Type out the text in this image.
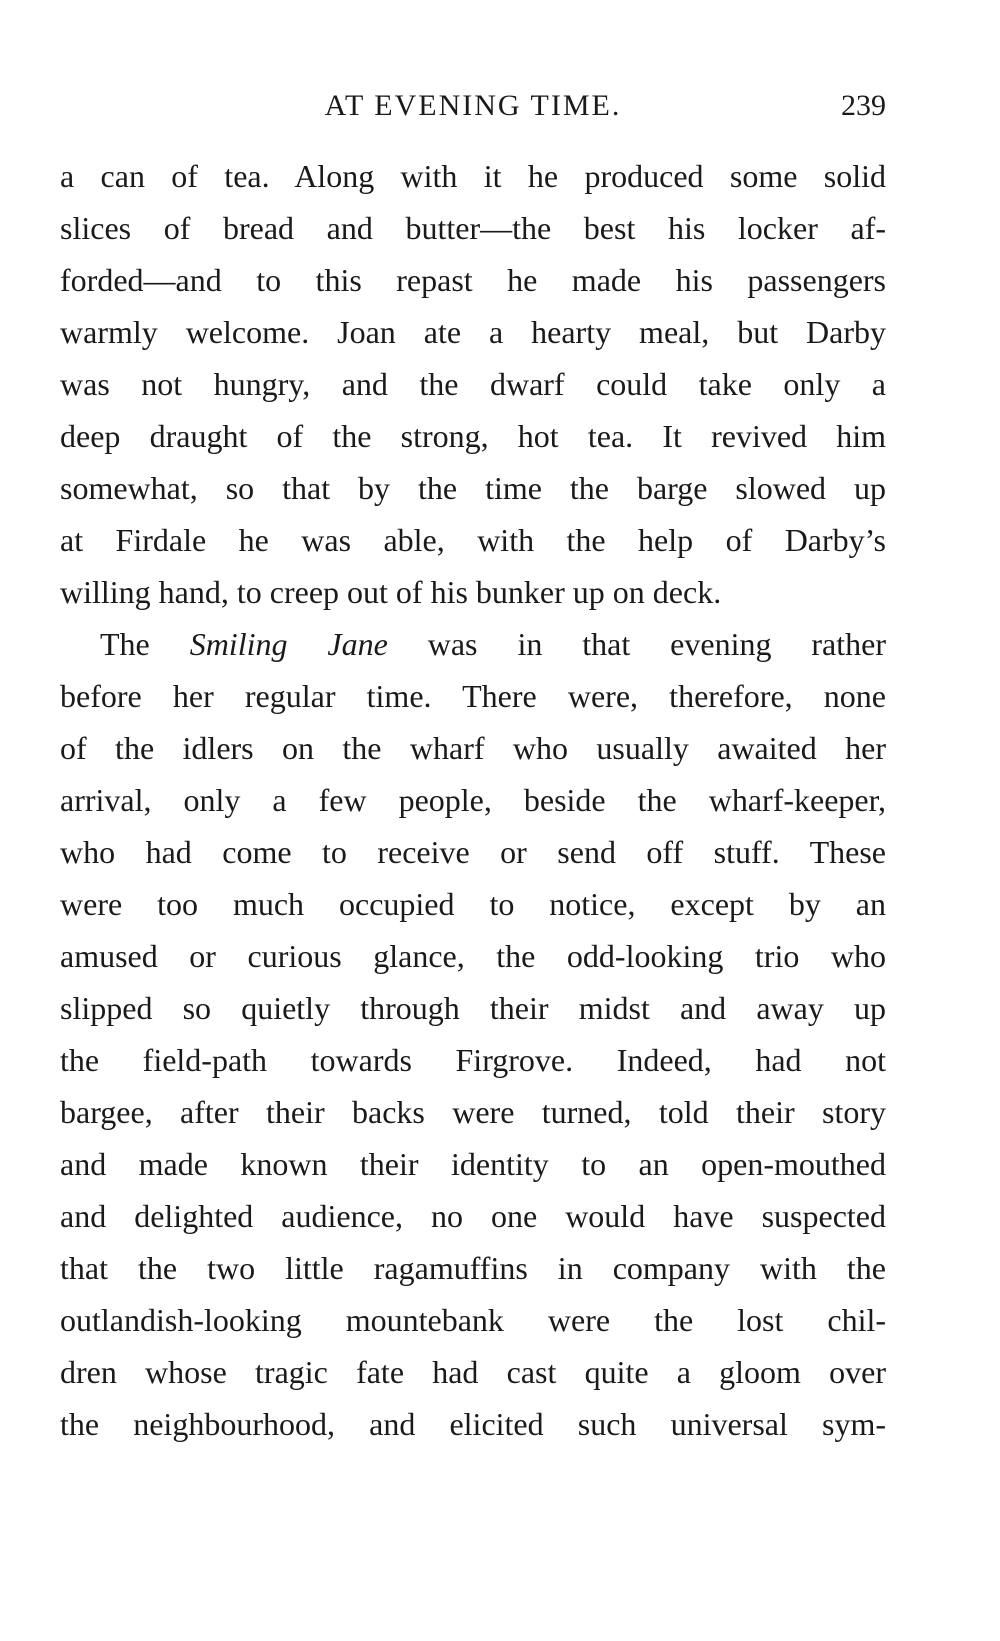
AT EVENING TIME.	239
a can of tea. Along with it he produced some solid
slices of bread and butter—the best his locker af-
forded—and to this repast he made his passengers
warmly welcome. Joan ate a hearty meal, but Darby
was not hungry, and the dwarf could take only a
deep draught of the strong, hot tea. It revived him
somewhat, so that by the time the barge slowed up
at Firdale he was able, with the help of Darby’s
willing hand, to creep out of his bunker up on deck.
The Smiling Jane was in that evening rather
before her regular time. There were, therefore, none
of the idlers on the wharf who usually awaited her
arrival, only a few people, beside the wharf-keeper,
who had come to receive or send off stuff. These
were too much occupied to notice, except by an
amused or curious glance, the odd-looking trio who
slipped so quietly through their midst and away up
the field-path towards Firgrove. Indeed, had not
bargee, after their backs were turned, told their story
and made known their identity to an open-mouthed
and delighted audience, no one would have suspected
that the two little ragamuffins in company with the
outlandish-looking mountebank were the lost chil-
dren whose tragic fate had cast quite a gloom over
the neighbourhood, and elicited such universal sym-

Aim:
Every line of the records that includes the word "with" should be gathered.

Reply to the task:
a can of tea. Along with it he produced some solid
at Firdale he was able, with the help of Darby’s
that the two little ragamuffins in company with the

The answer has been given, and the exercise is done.